* DIRECTION
The line containing "Parse this screenshot: output" marks the start; return it and every line after it in the listing below, exactly, through the last.

· · · ·

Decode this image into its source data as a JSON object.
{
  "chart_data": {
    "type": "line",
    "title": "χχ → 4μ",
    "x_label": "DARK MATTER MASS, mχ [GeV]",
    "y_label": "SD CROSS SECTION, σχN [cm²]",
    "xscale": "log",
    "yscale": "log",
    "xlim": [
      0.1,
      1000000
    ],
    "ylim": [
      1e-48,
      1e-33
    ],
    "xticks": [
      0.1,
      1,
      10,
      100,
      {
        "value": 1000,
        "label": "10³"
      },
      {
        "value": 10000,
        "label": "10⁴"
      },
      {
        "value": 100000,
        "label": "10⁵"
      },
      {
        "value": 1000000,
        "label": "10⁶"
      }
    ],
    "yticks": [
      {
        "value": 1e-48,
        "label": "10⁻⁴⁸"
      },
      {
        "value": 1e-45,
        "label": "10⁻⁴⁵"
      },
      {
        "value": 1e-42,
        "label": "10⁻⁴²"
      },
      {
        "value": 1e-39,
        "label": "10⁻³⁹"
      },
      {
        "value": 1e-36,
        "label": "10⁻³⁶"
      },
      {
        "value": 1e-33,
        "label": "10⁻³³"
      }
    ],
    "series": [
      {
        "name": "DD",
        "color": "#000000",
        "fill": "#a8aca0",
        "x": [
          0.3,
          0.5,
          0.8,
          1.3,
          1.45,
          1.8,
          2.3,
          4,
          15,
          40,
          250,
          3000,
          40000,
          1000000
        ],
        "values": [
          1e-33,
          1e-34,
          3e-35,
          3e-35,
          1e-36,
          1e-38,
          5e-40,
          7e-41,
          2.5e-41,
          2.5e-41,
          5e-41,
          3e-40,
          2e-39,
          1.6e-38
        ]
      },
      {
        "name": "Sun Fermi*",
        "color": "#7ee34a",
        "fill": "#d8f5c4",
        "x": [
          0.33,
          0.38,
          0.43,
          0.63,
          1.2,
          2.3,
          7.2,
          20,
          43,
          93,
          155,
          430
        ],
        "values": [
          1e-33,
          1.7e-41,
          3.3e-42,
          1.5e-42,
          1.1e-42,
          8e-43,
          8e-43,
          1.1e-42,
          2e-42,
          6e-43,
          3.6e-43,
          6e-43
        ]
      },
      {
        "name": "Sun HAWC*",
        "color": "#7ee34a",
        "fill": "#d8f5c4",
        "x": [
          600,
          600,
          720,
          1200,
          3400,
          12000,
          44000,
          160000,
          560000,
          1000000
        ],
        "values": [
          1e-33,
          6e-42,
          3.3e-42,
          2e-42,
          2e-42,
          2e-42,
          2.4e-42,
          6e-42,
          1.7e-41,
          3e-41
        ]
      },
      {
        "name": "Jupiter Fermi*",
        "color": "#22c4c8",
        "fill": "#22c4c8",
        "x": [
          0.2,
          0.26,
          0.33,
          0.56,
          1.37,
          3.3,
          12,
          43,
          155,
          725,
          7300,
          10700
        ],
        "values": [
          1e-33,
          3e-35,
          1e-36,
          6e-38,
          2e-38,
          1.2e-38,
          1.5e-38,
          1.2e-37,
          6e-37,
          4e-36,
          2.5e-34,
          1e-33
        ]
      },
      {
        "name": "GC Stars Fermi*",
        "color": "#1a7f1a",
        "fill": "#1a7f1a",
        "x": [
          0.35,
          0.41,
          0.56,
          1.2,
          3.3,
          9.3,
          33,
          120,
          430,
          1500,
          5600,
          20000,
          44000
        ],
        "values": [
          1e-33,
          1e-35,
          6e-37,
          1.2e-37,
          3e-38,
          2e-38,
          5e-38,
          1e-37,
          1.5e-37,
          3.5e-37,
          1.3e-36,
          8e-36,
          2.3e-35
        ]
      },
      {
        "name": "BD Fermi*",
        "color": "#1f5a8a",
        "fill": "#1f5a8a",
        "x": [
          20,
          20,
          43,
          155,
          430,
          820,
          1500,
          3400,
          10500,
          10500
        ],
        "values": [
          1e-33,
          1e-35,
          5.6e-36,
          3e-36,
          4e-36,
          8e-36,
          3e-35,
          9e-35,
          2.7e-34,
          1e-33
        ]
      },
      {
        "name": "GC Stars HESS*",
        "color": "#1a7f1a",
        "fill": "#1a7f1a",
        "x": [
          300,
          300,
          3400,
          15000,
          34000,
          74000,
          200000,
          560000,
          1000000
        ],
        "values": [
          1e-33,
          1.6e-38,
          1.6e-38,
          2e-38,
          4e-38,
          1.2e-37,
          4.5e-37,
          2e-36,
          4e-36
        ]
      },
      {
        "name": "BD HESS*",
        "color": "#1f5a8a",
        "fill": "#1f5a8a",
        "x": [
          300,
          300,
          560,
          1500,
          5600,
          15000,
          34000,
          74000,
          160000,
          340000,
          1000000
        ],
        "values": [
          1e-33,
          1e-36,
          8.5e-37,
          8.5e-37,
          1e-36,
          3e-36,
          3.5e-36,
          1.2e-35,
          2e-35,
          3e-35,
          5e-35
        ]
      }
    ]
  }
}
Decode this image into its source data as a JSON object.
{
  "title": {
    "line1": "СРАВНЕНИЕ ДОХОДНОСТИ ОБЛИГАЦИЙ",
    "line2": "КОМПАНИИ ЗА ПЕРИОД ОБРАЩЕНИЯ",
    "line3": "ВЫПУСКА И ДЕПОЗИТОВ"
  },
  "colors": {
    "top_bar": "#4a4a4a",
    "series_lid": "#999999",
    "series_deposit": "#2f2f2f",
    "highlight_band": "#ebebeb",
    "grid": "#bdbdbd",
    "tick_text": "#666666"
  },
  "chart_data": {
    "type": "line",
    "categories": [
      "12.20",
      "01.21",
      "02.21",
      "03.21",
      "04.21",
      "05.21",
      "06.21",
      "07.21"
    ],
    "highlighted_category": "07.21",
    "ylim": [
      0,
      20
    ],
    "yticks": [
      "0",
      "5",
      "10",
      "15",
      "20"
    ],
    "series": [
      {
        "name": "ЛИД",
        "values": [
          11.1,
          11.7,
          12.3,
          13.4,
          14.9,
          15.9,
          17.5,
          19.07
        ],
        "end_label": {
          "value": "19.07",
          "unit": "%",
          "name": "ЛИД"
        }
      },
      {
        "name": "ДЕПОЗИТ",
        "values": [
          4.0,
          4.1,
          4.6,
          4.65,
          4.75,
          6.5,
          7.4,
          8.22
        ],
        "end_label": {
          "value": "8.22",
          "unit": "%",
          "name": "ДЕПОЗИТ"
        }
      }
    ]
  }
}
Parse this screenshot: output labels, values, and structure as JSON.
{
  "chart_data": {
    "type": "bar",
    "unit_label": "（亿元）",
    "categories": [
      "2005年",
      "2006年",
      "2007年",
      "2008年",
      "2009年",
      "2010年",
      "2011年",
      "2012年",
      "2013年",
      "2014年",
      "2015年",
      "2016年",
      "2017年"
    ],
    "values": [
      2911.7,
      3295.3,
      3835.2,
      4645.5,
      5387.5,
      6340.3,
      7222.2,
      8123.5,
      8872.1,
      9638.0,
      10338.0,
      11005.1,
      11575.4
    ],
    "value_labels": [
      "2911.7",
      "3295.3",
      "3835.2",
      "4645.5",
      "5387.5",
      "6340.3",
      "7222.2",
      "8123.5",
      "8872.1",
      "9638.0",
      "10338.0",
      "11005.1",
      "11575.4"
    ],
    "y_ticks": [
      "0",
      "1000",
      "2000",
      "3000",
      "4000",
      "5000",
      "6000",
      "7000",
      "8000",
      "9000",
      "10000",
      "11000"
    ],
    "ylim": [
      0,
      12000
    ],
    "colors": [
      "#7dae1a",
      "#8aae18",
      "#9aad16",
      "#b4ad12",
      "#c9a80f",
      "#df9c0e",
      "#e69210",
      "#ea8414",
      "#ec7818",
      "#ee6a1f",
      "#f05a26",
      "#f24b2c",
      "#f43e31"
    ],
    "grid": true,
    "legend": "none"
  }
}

· · · ·

* COMPLETED TASK
Parse this screenshot: output labels, values, and structure as JSON.
{
  "chart_data": {
    "type": "bar",
    "unit_label": "（亿元）",
    "categories": [
      "2005年",
      "2006年",
      "2007年",
      "2008年",
      "2009年",
      "2010年",
      "2011年",
      "2012年",
      "2013年",
      "2014年",
      "2015年",
      "2016年",
      "2017年"
    ],
    "values": [
      2911.7,
      3295.3,
      3835.2,
      4645.5,
      5387.5,
      6340.3,
      7222.2,
      8123.5,
      8872.1,
      9638.0,
      10338.0,
      11005.1,
      11575.4
    ],
    "value_labels": [
      "2911.7",
      "3295.3",
      "3835.2",
      "4645.5",
      "5387.5",
      "6340.3",
      "7222.2",
      "8123.5",
      "8872.1",
      "9638.0",
      "10338.0",
      "11005.1",
      "11575.4"
    ],
    "y_ticks": [
      "0",
      "1000",
      "2000",
      "3000",
      "4000",
      "5000",
      "6000",
      "7000",
      "8000",
      "9000",
      "10000",
      "11000"
    ],
    "ylim": [
      0,
      12000
    ],
    "colors": [
      "#7dae1a",
      "#8aae18",
      "#9aad16",
      "#b4ad12",
      "#c9a80f",
      "#df9c0e",
      "#e69210",
      "#ea8414",
      "#ec7818",
      "#ee6a1f",
      "#f05a26",
      "#f24b2c",
      "#f43e31"
    ],
    "grid": true,
    "legend": "none"
  }
}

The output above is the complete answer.